Format every line of the records below as a Markdown table with two columns, Row and Line, numbering the rows in order and leaving out blank lines.

== == ==

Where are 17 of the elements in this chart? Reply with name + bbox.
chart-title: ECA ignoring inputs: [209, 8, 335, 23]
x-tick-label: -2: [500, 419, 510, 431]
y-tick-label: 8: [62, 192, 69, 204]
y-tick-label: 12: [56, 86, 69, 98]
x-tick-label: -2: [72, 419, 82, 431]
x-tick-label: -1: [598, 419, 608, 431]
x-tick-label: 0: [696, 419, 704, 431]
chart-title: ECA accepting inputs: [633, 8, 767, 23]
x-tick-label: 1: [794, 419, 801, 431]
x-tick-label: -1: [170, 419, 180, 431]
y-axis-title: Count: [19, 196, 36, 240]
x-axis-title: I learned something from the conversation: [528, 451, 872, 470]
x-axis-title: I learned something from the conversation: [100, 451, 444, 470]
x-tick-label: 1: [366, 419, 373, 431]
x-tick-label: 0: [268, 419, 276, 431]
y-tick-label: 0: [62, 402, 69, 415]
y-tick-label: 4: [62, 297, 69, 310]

== == ==

### Exercise response
| Row | Line |
|---|---|
| 1 | Where are 17 of the elements in this chart? Reply with name + bbox. |
| 2 | chart-title: ECA ignoring inputs: [209, 8, 335, 23] |
| 3 | x-tick-label: -2: [500, 419, 510, 431] |
| 4 | y-tick-label: 8: [62, 192, 69, 204] |
| 5 | y-tick-label: 12: [56, 86, 69, 98] |
| 6 | x-tick-label: -2: [72, 419, 82, 431] |
| 7 | x-tick-label: -1: [598, 419, 608, 431] |
| 8 | x-tick-label: 0: [696, 419, 704, 431] |
| 9 | chart-title: ECA accepting inputs: [633, 8, 767, 23] |
| 10 | x-tick-label: 1: [794, 419, 801, 431] |
| 11 | x-tick-label: -1: [170, 419, 180, 431] |
| 12 | y-axis-title: Count: [19, 196, 36, 240] |
| 13 | x-axis-title: I learned something from the conversation: [528, 451, 872, 470] |
| 14 | x-axis-title: I learned something from the conversation: [100, 451, 444, 470] |
| 15 | x-tick-label: 1: [366, 419, 373, 431] |
| 16 | x-tick-label: 0: [268, 419, 276, 431] |
| 17 | y-tick-label: 0: [62, 402, 69, 415] |
| 18 | y-tick-label: 4: [62, 297, 69, 310] |